[Stored records]
━━━━━━━━

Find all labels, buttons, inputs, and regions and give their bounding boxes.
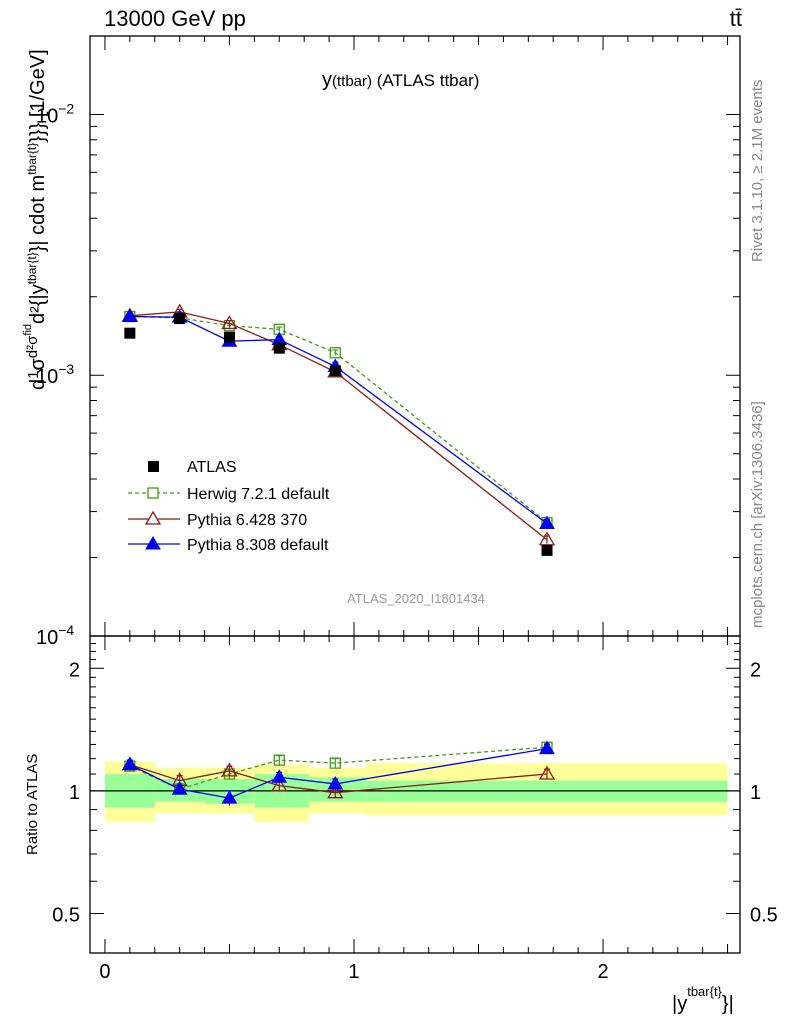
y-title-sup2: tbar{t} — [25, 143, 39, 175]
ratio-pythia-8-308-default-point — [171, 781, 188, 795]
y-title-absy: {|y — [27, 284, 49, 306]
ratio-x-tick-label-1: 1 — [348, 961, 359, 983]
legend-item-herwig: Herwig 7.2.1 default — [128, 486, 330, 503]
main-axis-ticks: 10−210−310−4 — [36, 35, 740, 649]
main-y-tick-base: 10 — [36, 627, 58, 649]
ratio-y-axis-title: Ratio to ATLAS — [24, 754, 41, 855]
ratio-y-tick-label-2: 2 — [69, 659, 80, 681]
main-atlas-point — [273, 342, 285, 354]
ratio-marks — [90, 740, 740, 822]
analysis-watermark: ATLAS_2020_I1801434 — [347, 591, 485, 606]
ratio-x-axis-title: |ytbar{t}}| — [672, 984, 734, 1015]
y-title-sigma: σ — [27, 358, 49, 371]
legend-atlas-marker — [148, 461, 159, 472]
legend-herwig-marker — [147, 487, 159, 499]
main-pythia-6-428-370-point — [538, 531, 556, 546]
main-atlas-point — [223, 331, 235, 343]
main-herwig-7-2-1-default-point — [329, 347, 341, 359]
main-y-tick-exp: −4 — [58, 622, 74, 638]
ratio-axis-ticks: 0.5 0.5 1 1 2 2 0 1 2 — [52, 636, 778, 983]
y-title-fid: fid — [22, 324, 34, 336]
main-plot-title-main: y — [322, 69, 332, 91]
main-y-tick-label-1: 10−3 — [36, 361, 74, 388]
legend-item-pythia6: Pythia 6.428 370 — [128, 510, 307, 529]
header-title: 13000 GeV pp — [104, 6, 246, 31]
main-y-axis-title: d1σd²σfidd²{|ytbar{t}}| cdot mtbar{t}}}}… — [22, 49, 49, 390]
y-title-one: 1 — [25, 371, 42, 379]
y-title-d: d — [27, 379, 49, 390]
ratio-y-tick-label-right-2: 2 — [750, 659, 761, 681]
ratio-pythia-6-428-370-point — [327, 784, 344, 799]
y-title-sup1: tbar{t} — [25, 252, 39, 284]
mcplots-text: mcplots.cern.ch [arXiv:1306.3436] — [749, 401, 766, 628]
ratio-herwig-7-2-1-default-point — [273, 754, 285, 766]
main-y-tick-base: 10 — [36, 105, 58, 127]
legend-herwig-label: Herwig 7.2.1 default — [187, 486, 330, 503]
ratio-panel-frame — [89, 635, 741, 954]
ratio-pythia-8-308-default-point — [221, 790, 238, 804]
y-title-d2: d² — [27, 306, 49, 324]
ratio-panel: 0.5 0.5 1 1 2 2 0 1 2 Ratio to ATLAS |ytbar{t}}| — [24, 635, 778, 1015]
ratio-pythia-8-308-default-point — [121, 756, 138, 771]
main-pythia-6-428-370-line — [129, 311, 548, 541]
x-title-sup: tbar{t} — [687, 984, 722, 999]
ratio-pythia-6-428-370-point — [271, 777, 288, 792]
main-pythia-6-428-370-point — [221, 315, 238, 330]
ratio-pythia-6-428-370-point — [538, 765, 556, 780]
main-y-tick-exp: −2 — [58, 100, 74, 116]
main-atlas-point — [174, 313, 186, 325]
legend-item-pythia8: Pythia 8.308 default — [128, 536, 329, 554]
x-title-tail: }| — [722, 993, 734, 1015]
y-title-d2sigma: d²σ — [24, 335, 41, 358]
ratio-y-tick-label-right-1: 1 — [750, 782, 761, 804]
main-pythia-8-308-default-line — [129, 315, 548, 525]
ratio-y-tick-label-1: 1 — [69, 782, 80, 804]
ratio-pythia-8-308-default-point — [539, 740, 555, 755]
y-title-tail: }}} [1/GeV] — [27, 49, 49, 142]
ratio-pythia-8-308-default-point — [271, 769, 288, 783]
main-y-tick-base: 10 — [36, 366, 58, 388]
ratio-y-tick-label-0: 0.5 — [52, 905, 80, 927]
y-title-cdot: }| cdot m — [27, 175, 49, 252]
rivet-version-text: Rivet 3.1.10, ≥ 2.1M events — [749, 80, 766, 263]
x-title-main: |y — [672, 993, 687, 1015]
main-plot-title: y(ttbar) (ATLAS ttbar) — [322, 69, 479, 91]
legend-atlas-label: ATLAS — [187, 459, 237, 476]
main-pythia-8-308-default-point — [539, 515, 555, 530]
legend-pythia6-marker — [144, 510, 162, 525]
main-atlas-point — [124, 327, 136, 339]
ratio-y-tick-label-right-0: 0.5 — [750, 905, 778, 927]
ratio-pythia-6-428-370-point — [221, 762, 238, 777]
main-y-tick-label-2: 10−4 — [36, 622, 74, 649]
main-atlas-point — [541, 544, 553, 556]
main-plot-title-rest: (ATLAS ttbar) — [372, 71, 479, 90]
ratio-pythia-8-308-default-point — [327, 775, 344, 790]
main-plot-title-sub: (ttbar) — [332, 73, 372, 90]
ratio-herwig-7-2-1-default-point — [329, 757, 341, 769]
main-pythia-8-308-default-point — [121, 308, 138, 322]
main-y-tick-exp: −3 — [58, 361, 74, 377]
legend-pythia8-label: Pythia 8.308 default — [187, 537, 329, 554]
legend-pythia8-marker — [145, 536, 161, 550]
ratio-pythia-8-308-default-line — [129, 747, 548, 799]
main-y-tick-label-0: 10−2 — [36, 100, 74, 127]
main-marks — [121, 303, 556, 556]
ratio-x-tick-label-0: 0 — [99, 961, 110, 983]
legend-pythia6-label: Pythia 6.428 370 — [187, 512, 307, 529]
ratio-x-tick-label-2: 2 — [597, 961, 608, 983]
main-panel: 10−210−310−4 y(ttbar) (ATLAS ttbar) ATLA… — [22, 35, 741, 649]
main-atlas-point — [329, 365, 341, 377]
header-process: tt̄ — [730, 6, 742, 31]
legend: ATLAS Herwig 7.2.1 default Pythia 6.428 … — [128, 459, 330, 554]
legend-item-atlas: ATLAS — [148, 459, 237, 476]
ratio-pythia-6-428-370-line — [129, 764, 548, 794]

━━━━━━━━

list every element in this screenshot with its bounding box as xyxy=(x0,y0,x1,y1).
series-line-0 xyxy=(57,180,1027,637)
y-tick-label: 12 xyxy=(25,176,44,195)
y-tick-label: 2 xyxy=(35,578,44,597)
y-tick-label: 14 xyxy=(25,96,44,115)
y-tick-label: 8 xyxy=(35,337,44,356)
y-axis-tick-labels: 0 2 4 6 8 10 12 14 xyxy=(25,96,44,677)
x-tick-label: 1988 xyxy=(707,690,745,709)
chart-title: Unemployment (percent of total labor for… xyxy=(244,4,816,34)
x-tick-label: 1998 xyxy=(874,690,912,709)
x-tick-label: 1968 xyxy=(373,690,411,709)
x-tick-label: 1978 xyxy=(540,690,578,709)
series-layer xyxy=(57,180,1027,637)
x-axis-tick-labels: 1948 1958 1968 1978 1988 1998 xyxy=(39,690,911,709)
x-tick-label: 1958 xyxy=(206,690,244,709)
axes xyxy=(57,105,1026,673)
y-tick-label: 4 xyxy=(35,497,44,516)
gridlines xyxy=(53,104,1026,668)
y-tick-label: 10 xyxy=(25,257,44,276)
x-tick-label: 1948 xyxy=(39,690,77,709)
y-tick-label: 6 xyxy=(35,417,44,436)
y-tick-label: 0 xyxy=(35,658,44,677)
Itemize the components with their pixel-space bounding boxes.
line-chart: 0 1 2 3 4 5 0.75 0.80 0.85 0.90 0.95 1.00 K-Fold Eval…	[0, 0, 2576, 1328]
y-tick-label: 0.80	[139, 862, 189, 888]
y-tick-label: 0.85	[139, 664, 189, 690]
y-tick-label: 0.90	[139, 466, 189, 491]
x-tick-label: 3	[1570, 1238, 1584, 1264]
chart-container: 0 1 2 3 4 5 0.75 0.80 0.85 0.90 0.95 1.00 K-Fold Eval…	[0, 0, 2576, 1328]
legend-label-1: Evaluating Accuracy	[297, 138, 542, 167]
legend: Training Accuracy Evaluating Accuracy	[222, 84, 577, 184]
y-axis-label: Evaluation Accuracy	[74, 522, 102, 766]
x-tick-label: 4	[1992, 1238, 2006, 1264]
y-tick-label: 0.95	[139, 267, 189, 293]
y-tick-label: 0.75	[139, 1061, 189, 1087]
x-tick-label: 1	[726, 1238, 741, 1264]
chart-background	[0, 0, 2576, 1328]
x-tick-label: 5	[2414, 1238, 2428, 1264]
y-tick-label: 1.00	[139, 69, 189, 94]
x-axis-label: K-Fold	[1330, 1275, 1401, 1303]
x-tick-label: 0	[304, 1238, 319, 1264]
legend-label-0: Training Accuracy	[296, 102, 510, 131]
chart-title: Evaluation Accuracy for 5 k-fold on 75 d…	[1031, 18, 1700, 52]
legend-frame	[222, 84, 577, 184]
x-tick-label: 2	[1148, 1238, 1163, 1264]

━━━━━━━━

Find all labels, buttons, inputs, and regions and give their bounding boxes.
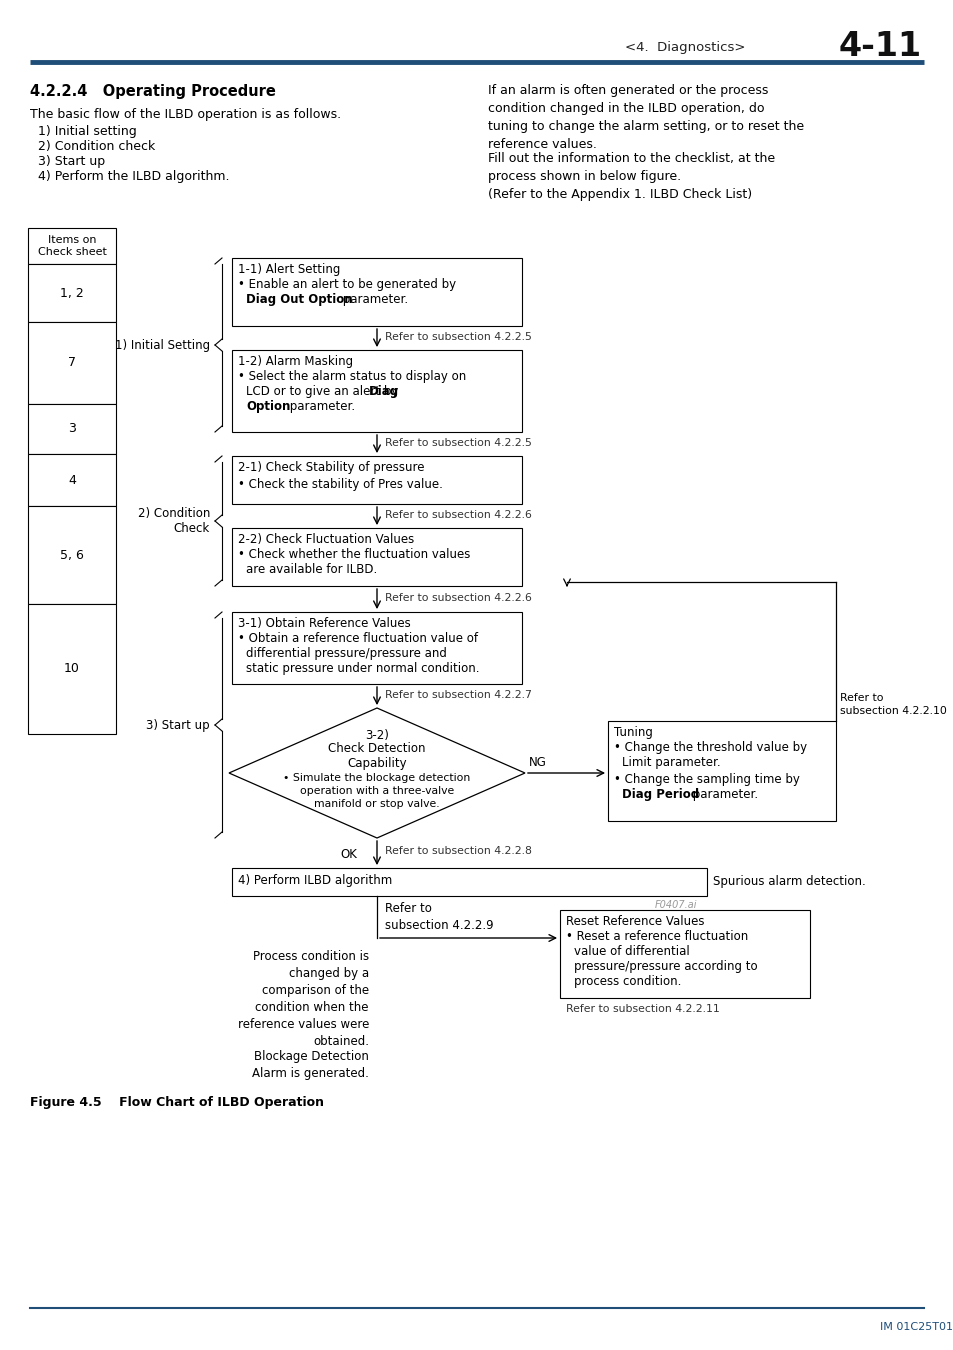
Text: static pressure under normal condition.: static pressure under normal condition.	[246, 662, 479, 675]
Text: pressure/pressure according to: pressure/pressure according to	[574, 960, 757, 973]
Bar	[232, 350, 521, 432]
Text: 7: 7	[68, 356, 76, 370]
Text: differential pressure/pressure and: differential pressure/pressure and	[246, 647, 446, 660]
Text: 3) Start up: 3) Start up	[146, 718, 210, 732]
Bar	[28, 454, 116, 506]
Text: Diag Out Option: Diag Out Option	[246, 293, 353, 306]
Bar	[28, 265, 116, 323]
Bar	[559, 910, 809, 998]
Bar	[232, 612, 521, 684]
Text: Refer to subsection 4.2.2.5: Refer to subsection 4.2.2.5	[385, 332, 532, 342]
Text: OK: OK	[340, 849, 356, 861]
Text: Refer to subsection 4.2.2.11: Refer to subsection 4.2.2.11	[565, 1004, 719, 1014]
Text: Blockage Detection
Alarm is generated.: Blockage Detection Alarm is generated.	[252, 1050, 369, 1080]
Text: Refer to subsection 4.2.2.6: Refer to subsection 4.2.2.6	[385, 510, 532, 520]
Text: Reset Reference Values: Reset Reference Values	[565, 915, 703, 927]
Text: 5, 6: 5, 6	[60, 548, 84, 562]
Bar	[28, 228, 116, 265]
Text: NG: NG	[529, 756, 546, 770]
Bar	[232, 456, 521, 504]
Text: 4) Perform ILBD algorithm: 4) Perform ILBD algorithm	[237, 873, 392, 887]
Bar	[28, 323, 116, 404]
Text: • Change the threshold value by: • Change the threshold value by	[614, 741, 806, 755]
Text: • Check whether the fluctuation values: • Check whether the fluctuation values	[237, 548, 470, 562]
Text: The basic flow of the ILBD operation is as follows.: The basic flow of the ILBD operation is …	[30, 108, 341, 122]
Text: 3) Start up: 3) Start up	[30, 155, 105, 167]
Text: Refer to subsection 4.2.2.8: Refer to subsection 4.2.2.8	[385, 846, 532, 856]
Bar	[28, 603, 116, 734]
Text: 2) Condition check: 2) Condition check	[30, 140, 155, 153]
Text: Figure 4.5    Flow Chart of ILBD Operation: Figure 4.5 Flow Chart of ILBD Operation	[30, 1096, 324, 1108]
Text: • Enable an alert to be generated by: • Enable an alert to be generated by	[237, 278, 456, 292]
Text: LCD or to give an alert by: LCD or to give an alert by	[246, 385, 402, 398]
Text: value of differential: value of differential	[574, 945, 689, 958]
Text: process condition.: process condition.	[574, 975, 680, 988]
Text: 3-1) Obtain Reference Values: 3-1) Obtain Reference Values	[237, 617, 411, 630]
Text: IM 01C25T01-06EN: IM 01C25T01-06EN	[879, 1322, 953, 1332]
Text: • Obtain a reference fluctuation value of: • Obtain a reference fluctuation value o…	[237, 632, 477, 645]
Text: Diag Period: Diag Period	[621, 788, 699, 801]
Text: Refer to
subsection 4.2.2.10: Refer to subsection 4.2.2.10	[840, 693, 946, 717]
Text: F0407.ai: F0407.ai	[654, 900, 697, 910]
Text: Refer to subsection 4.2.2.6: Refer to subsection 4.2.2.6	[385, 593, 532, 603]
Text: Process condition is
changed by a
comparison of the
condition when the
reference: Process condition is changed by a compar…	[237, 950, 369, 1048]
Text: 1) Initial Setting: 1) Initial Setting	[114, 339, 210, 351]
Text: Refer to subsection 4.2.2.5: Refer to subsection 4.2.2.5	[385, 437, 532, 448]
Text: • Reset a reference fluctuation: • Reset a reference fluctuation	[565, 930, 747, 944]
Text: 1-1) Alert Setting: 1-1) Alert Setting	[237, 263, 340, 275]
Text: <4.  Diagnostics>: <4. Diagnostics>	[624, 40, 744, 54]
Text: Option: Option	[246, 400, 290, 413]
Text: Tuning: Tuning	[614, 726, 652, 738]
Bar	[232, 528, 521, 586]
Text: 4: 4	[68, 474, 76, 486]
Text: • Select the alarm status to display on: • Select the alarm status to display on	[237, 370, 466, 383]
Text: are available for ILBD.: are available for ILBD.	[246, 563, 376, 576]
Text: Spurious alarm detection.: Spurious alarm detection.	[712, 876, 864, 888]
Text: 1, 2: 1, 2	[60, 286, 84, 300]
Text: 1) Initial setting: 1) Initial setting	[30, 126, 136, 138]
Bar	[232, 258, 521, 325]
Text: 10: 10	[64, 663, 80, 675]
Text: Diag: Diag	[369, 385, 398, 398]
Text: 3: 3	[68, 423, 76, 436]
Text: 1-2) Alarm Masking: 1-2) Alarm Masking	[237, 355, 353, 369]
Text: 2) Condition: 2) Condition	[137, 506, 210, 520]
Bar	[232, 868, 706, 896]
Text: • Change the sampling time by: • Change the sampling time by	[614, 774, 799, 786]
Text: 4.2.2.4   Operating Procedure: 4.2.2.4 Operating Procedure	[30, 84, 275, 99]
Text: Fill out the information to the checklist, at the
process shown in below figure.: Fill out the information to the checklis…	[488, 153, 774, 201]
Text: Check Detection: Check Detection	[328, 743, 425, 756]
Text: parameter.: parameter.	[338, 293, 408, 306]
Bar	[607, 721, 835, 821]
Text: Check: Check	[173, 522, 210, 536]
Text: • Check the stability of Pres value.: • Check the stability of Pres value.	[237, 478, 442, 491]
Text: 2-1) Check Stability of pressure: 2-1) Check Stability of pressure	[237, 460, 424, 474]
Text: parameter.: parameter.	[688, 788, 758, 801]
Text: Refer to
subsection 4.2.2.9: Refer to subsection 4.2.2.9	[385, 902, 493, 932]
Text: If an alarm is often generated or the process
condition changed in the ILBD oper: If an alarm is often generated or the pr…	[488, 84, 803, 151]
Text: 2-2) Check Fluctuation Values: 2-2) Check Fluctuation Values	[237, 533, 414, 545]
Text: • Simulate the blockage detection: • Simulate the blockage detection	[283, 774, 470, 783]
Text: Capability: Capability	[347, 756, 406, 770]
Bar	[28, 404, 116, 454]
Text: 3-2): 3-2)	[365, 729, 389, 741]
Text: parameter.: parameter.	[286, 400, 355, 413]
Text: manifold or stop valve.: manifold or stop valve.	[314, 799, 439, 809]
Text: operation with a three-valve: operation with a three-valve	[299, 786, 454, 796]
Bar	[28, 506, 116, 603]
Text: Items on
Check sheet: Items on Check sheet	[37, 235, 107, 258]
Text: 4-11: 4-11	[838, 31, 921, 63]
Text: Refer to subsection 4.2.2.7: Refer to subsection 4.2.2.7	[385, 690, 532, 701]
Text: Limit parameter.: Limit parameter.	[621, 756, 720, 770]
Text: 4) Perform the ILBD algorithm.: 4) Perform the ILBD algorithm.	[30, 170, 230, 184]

━━━━━━━━

INSTRUCTIONS TO FOLLOW: Copy the lines between the one containing "143, 39, 175]" and the one containing "main-atlas-point — [273, 342, 285, 354]", inclusive.

OUTPUT OF THE TASK:
y-title-sup2: tbar{t} — [25, 143, 39, 175]
ratio-pythia-8-308-default-point — [171, 781, 188, 795]
y-title-absy: {|y — [27, 284, 49, 306]
ratio-x-tick-label-1: 1 — [348, 961, 359, 983]
legend-item-herwig: Herwig 7.2.1 default — [128, 486, 330, 503]
main-axis-ticks: 10−210−310−4 — [36, 35, 740, 649]
main-y-tick-base: 10 — [36, 627, 58, 649]
ratio-y-axis-title: Ratio to ATLAS — [24, 754, 41, 855]
ratio-y-tick-label-2: 2 — [69, 659, 80, 681]
main-atlas-point — [273, 342, 285, 354]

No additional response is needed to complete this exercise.